Stored data entries
════

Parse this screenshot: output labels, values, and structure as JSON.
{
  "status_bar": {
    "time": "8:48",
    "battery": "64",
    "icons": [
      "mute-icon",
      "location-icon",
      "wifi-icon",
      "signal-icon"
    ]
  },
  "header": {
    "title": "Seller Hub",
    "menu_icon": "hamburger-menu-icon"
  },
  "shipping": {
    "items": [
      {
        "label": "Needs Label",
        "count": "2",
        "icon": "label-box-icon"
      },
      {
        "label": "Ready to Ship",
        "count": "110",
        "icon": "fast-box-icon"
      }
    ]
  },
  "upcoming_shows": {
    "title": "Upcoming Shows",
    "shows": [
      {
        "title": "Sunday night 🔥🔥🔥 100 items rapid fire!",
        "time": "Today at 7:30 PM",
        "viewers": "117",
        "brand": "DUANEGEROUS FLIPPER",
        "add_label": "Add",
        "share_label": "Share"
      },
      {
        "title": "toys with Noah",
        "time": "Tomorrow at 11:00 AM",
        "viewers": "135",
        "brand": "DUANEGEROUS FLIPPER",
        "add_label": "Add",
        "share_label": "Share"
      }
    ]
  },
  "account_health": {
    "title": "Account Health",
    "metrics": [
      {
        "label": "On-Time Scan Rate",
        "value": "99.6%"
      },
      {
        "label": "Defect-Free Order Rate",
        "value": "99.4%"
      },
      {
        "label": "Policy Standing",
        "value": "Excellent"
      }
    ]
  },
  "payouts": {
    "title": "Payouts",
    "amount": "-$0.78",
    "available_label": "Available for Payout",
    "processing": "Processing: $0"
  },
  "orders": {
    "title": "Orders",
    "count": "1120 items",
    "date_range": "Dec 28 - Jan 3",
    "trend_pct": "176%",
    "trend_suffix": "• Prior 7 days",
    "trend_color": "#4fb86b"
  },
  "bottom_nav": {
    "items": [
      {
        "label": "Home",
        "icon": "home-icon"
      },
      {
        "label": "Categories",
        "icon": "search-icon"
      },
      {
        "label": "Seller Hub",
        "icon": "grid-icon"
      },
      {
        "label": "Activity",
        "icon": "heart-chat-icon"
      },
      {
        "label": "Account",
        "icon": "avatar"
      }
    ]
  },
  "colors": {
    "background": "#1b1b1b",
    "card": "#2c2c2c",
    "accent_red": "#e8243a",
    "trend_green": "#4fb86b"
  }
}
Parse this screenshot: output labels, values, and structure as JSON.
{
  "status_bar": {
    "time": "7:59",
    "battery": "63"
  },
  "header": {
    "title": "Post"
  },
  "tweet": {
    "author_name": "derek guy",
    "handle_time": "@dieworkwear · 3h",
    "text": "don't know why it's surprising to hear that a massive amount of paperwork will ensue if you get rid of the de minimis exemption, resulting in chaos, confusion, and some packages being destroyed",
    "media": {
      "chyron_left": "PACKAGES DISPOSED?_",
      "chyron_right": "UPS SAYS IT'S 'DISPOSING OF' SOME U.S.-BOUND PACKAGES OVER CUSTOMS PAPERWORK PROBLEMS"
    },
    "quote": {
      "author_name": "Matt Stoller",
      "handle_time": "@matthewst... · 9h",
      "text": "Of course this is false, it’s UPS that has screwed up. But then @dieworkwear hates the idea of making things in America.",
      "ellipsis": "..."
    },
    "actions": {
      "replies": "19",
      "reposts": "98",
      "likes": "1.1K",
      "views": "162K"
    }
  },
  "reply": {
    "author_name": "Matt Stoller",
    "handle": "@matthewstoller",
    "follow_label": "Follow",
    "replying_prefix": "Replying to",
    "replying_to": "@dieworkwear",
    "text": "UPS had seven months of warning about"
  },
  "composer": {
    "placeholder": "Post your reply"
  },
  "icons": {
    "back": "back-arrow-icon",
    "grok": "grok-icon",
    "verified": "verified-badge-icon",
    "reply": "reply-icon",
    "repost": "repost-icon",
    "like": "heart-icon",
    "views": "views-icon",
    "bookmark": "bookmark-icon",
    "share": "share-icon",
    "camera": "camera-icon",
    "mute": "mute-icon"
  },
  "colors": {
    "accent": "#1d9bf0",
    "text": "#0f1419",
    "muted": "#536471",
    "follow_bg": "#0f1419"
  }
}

════

● **TASK DIRECTIONS**
Only lines with the word "title" should be collected from the material.

● **OUTPUT OF THE EXERCISE**
    "title": "Seller Hub",
    "title": "Upcoming Shows",
        "title": "Sunday night 🔥🔥🔥 100 items rapid fire!",
        "title": "toys with Noah",
    "title": "Account Health",
    "title": "Payouts",
    "title": "Orders",
    "title": "Post"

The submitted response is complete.